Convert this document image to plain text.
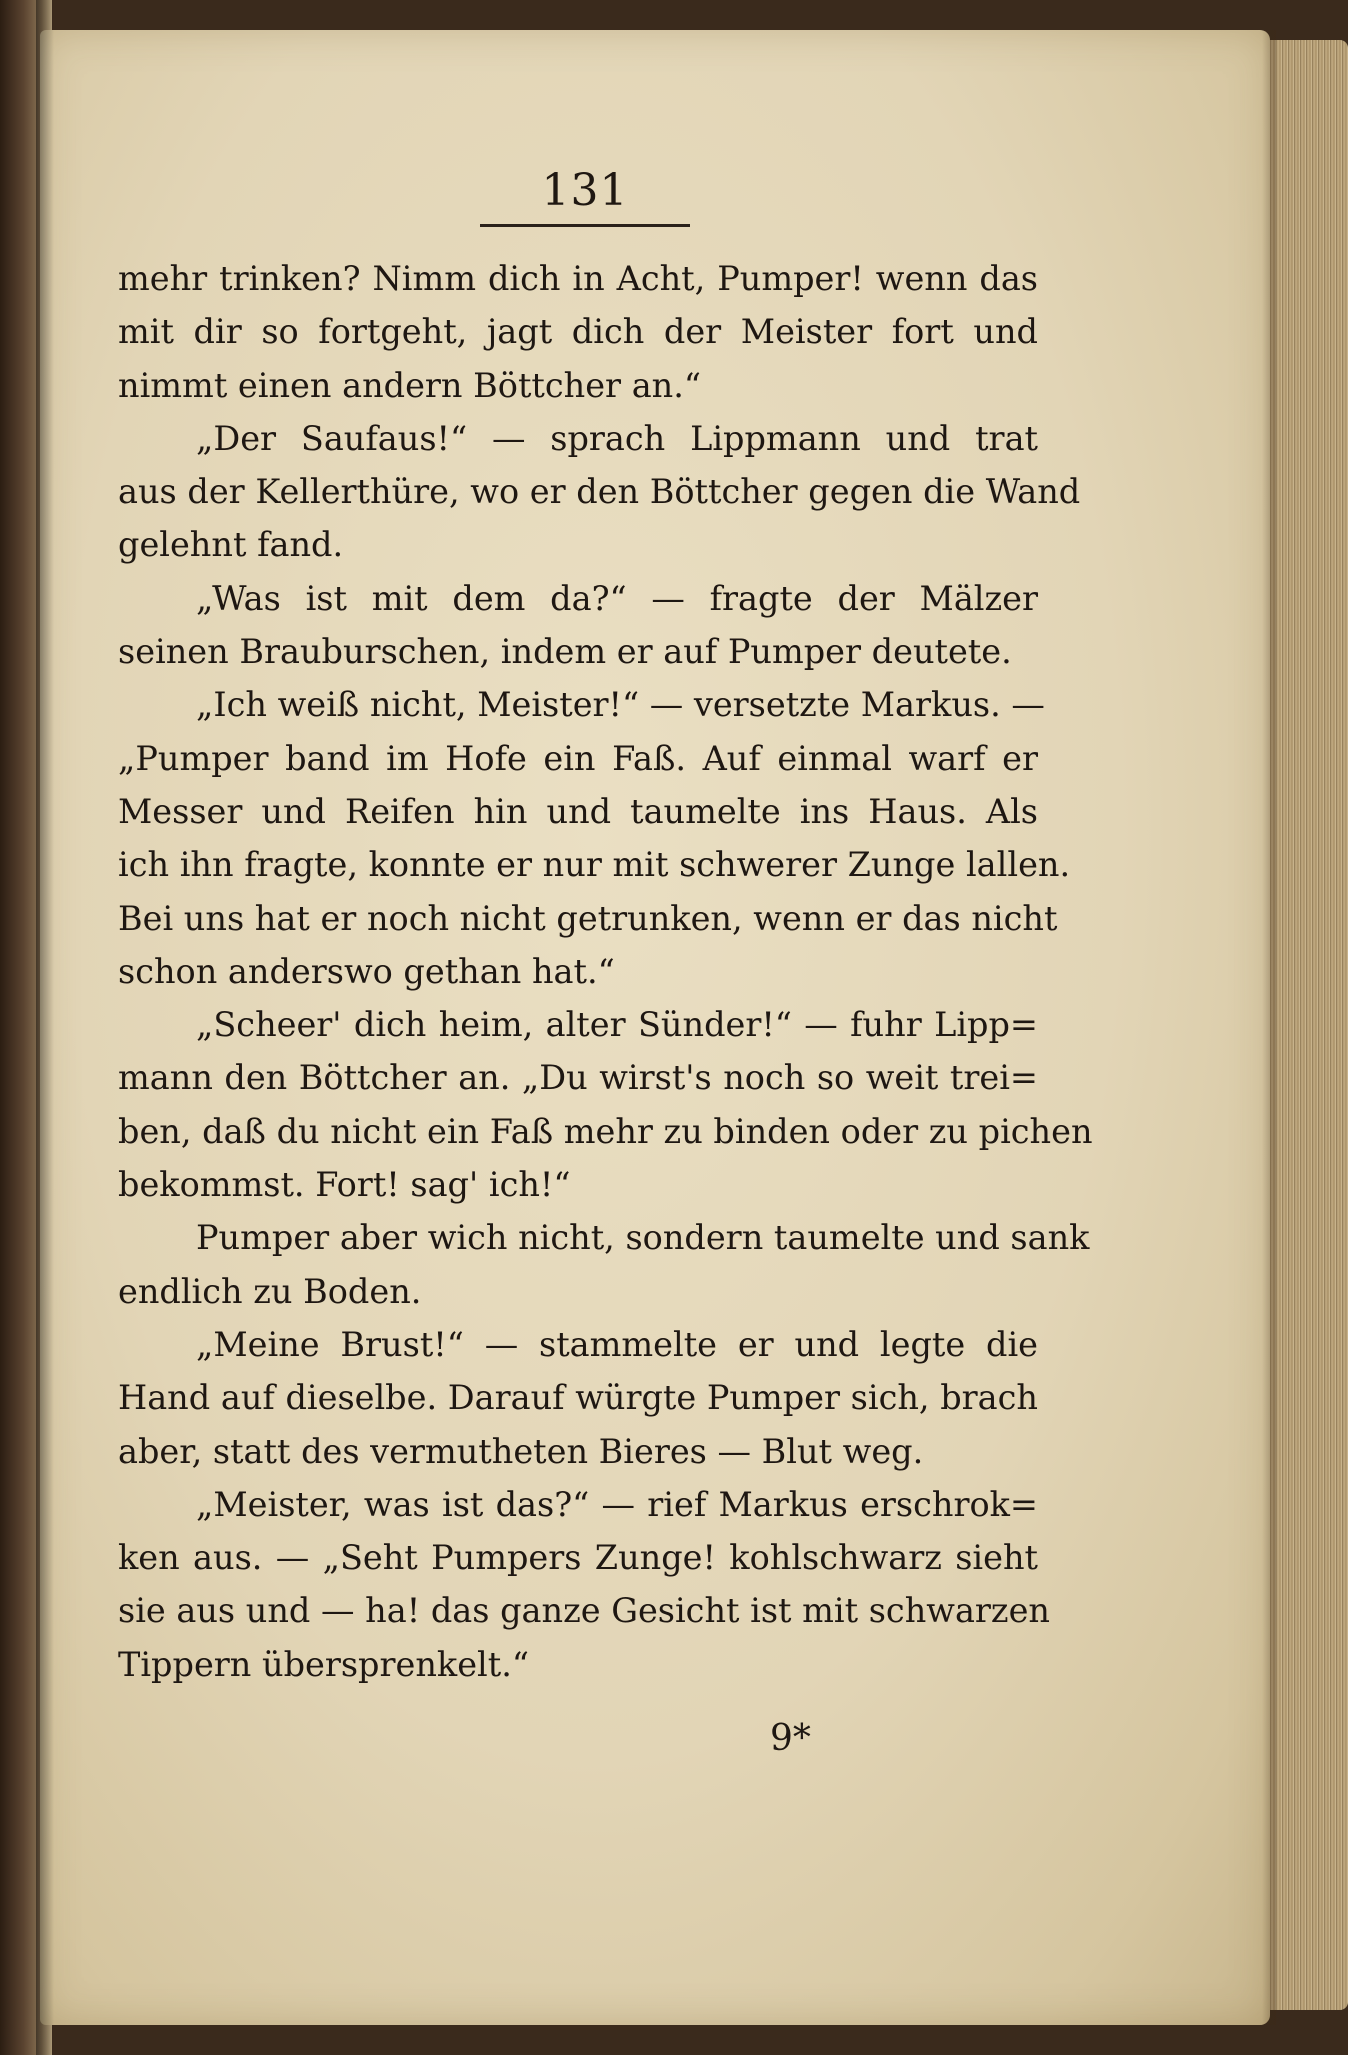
131
mehr trinken? Nimm dich in Acht, Pumper! wenn das
mit dir so fortgeht, jagt dich der Meister fort und
nimmt einen andern Böttcher an.“
„Der Saufaus!“ — sprach Lippmann und trat
aus der Kellerthüre, wo er den Böttcher gegen die Wand
gelehnt fand.
„Was ist mit dem da?“ — fragte der Mälzer
seinen Brauburschen, indem er auf Pumper deutete.
„Ich weiß nicht, Meister!“ — versetzte Markus. —
„Pumper band im Hofe ein Faß. Auf einmal warf er
Messer und Reifen hin und taumelte ins Haus. Als
ich ihn fragte, konnte er nur mit schwerer Zunge lallen.
Bei uns hat er noch nicht getrunken, wenn er das nicht
schon anderswo gethan hat.“
„Scheer' dich heim, alter Sünder!“ — fuhr Lipp=
mann den Böttcher an. „Du wirst's noch so weit trei=
ben, daß du nicht ein Faß mehr zu binden oder zu pichen
bekommst. Fort! sag' ich!“
Pumper aber wich nicht, sondern taumelte und sank
endlich zu Boden.
„Meine Brust!“ — stammelte er und legte die
Hand auf dieselbe. Darauf würgte Pumper sich, brach
aber, statt des vermutheten Bieres — Blut weg.
„Meister, was ist das?“ — rief Markus erschrok=
ken aus. — „Seht Pumpers Zunge! kohlschwarz sieht
sie aus und — ha! das ganze Gesicht ist mit schwarzen
Tippern übersprenkelt.“
9*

Stated goal
Return all of the entries exactly as written, but drop any pictures they hold.

Complete response
Convert this document image to plain text.
131
mehr trinken? Nimm dich in Acht, Pumper! wenn das
mit dir so fortgeht, jagt dich der Meister fort und
nimmt einen andern Böttcher an.“
„Der Saufaus!“ — sprach Lippmann und trat
aus der Kellerthüre, wo er den Böttcher gegen die Wand
gelehnt fand.
„Was ist mit dem da?“ — fragte der Mälzer
seinen Brauburschen, indem er auf Pumper deutete.
„Ich weiß nicht, Meister!“ — versetzte Markus. —
„Pumper band im Hofe ein Faß. Auf einmal warf er
Messer und Reifen hin und taumelte ins Haus. Als
ich ihn fragte, konnte er nur mit schwerer Zunge lallen.
Bei uns hat er noch nicht getrunken, wenn er das nicht
schon anderswo gethan hat.“
„Scheer' dich heim, alter Sünder!“ — fuhr Lipp=
mann den Böttcher an. „Du wirst's noch so weit trei=
ben, daß du nicht ein Faß mehr zu binden oder zu pichen
bekommst. Fort! sag' ich!“
Pumper aber wich nicht, sondern taumelte und sank
endlich zu Boden.
„Meine Brust!“ — stammelte er und legte die
Hand auf dieselbe. Darauf würgte Pumper sich, brach
aber, statt des vermutheten Bieres — Blut weg.
„Meister, was ist das?“ — rief Markus erschrok=
ken aus. — „Seht Pumpers Zunge! kohlschwarz sieht
sie aus und — ha! das ganze Gesicht ist mit schwarzen
Tippern übersprenkelt.“
9*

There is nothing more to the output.